DIRECTION> Check every line of the entries for "EinAus", and copy the lines that hold it.
[start of INPUT]
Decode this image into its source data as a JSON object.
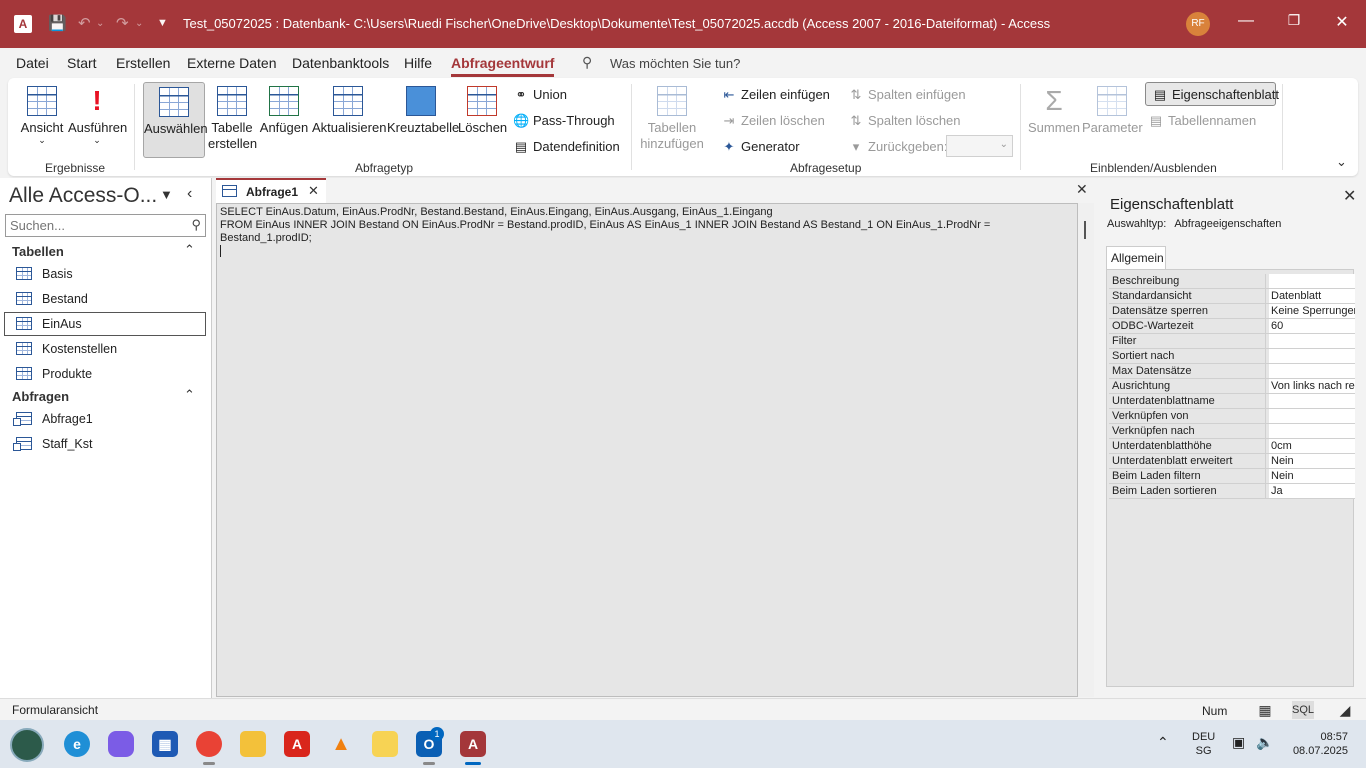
{
  "window": {
    "title": "Test_05072025 : Datenbank- C:\\Users\\Ruedi Fischer\\OneDrive\\Desktop\\Dokumente\\Test_05072025.accdb (Access 2007 - 2016-Dateiformat)  -  Access",
    "user_initials": "RF",
    "accent_color": "#a4373a"
  },
  "menu": {
    "tabs": [
      "Datei",
      "Start",
      "Erstellen",
      "Externe Daten",
      "Datenbanktools",
      "Hilfe",
      "Abfrageentwurf"
    ],
    "active_tab": "Abfrageentwurf",
    "tell_me_placeholder": "Was möchten Sie tun?"
  },
  "ribbon": {
    "ergebnisse": {
      "label": "Ergebnisse",
      "ansicht": "Ansicht",
      "ausfuehren": "Ausführen"
    },
    "abfragetyp": {
      "label": "Abfragetyp",
      "auswaehlen": "Auswählen",
      "tabelle_erstellen_1": "Tabelle",
      "tabelle_erstellen_2": "erstellen",
      "anfuegen": "Anfügen",
      "aktualisieren": "Aktualisieren",
      "kreuztabelle": "Kreuztabelle",
      "loeschen": "Löschen",
      "union": "Union",
      "pass_through": "Pass-Through",
      "datendefinition": "Datendefinition"
    },
    "abfragesetup": {
      "label": "Abfragesetup",
      "tabellen_hinzufuegen_1": "Tabellen",
      "tabellen_hinzufuegen_2": "hinzufügen",
      "zeilen_einfuegen": "Zeilen einfügen",
      "zeilen_loeschen": "Zeilen löschen",
      "generator": "Generator",
      "spalten_einfuegen": "Spalten einfügen",
      "spalten_loeschen": "Spalten löschen",
      "zurueckgeben": "Zurückgeben:"
    },
    "einblenden": {
      "label": "Einblenden/Ausblenden",
      "summen": "Summen",
      "parameter": "Parameter",
      "eigenschaftenblatt": "Eigenschaftenblatt",
      "tabellennamen": "Tabellennamen"
    }
  },
  "nav": {
    "title": "Alle Access-O...",
    "search_placeholder": "Suchen...",
    "sections": [
      {
        "label": "Tabellen",
        "items": [
          "Basis",
          "Bestand",
          "EinAus",
          "Kostenstellen",
          "Produkte"
        ]
      },
      {
        "label": "Abfragen",
        "items": [
          "Abfrage1",
          "Staff_Kst"
        ]
      }
    ],
    "selected_item": "EinAus"
  },
  "document": {
    "tab_label": "Abfrage1",
    "sql_text": "SELECT EinAus.Datum, EinAus.ProdNr, Bestand.Bestand, EinAus.Eingang, EinAus.Ausgang, EinAus_1.Eingang\nFROM EinAus INNER JOIN Bestand ON EinAus.ProdNr = Bestand.prodID, EinAus AS EinAus_1 INNER JOIN Bestand AS Bestand_1 ON EinAus_1.ProdNr =\nBestand_1.prodID;"
  },
  "property_sheet": {
    "title": "Eigenschaftenblatt",
    "selection_type_label": "Auswahltyp:",
    "selection_type_value": "Abfrageeigenschaften",
    "tab": "Allgemein",
    "rows": [
      {
        "key": "Beschreibung",
        "value": ""
      },
      {
        "key": "Standardansicht",
        "value": "Datenblatt"
      },
      {
        "key": "Datensätze sperren",
        "value": "Keine Sperrungen"
      },
      {
        "key": "ODBC-Wartezeit",
        "value": "60"
      },
      {
        "key": "Filter",
        "value": ""
      },
      {
        "key": "Sortiert nach",
        "value": ""
      },
      {
        "key": "Max Datensätze",
        "value": ""
      },
      {
        "key": "Ausrichtung",
        "value": "Von links nach rechts"
      },
      {
        "key": "Unterdatenblattname",
        "value": ""
      },
      {
        "key": "Verknüpfen von",
        "value": ""
      },
      {
        "key": "Verknüpfen nach",
        "value": ""
      },
      {
        "key": "Unterdatenblatthöhe",
        "value": "0cm"
      },
      {
        "key": "Unterdatenblatt erweitert",
        "value": "Nein"
      },
      {
        "key": "Beim Laden filtern",
        "value": "Nein"
      },
      {
        "key": "Beim Laden sortieren",
        "value": "Ja"
      }
    ]
  },
  "statusbar": {
    "status_text": "Formularansicht",
    "num_indicator": "Num",
    "sql_view_label": "SQL"
  },
  "taskbar": {
    "apps": [
      "start-orb",
      "edge",
      "copilot",
      "store",
      "chrome",
      "file-explorer",
      "acrobat",
      "vlc",
      "notes",
      "outlook",
      "access"
    ],
    "outlook_badge": "1",
    "lang_top": "DEU",
    "lang_bottom": "SG",
    "time": "08:57",
    "date": "08.07.2025"
  }
}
[end of INPUT]
REPLY>
          "EinAus",
    "selected_item": "EinAus"
    "sql_text": "SELECT EinAus.Datum, EinAus.ProdNr, Bestand.Bestand, EinAus.Eingang, EinAus.Ausgang, EinAus_1.Eingang\nFROM EinAus INNER JOIN Bestand ON EinAus.ProdNr = Bestand.prodID, EinAus AS EinAus_1 INNER JOIN Bestand AS Bestand_1 ON EinAus_1.ProdNr =\nBestand_1.prodID;"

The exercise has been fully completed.